Directions —
**A)** In the memoir excerpt, what name was given to the cockatiel, and what was the reason for it?
**B)** Reproduce word for word the part of the memoir excerpt that begins at the words "For my part, I" and ends after the words "RAIN (song lyrics)".

For my part, I never saw Bob again—and he would never know how close he’d come to finding corpse in his bedroom the next morning.



ROOM OF GRAY RAIN (song lyrics)


There’s an empty room that needs a chair

A photo with no frame

A fireplace that’s cold and bare

A mailbox with no name

No one comes to visit there

To her it’s all the same

She sits and wiles away the hours

In a room full of gray rain


If someone asks, just say she’s fine

Just say she says hello

It’s no one’s fault these days and nights

She finds she’s going so slow

Of course she thinks of him sometimes

And wonders if he’s changed

But it’s so hard to think at all

In a room full of gray rain


A strange thing happened yesterday

It cleared before the dawn

And in the mirror she paused to see

Her own reflection gone



When I first came home, my mother treated me better for a time—because of my abortion, I believe, realizing that it had been a painful experience for me. She even allowed me to keep the cockatiel I’d bought in southern California—“Mutty,” for “muttonchops,” because when he fluffed up his neck feathers, it looked like that old-fashioned style of beard. But it wasn’t long before she lapsed into abusiveness again. As for my brother, he was as hostile towards me as ever. When I went out of my way to be nice to him, he snarled, “Leave me alone. I don’t want to be your friend!”

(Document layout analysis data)

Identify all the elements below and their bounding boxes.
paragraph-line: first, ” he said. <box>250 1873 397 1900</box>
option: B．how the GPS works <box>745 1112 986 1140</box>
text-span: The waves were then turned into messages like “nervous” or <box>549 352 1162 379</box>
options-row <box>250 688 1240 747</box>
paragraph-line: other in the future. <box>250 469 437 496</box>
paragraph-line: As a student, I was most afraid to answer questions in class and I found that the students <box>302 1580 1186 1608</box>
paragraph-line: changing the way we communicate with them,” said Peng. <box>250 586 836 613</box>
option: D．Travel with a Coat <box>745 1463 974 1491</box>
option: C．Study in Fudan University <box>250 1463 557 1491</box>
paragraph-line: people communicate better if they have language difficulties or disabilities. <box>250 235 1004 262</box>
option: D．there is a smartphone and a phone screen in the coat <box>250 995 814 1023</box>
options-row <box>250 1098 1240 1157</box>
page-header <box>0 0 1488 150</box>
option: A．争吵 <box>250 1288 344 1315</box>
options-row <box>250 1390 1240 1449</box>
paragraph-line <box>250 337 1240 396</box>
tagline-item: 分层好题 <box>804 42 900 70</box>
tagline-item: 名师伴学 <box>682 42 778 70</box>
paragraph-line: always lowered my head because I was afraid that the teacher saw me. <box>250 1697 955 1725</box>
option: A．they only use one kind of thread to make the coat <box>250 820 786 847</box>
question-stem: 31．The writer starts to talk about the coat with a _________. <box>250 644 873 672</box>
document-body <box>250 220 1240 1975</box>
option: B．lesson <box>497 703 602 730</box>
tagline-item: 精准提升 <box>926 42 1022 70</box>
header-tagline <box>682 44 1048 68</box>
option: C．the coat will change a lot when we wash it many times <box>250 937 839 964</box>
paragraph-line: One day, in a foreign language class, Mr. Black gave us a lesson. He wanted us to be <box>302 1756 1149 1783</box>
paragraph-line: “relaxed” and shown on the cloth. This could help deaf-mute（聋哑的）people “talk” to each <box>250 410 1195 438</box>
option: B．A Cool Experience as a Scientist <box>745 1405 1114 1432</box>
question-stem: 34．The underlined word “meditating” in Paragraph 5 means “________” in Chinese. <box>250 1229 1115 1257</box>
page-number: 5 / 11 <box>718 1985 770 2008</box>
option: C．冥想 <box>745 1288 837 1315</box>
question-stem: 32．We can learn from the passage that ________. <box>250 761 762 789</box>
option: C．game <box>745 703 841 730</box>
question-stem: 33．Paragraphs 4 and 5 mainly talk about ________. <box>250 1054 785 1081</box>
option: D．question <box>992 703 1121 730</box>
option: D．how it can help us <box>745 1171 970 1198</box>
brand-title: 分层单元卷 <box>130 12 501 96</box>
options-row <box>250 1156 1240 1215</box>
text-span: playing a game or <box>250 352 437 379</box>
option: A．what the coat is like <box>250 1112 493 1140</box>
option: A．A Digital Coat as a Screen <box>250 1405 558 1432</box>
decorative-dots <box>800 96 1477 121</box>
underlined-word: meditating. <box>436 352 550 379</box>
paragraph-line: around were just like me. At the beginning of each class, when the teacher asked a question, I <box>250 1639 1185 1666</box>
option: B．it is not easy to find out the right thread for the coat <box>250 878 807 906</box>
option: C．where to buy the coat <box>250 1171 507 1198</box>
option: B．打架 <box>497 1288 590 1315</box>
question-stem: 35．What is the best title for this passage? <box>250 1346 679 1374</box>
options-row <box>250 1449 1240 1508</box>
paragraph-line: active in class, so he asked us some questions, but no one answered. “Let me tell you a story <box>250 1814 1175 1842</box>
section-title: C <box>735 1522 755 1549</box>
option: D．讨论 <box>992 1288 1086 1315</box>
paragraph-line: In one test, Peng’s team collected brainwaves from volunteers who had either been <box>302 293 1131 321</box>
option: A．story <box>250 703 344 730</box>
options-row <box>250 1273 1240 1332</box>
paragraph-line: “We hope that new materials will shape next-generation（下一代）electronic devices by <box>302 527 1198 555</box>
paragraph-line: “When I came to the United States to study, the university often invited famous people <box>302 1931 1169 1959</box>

Written responses —
**A)** The cockatiel was named "Mutty," for "muttonchops," because when he fluffed up his neck feathers, it looked like that old-fashioned style of beard.

**B)**
For my part, I never saw Bob again—and he would never know how close he’d come to finding corpse in his bedroom the next morning.



ROOM OF GRAY RAIN (song lyrics)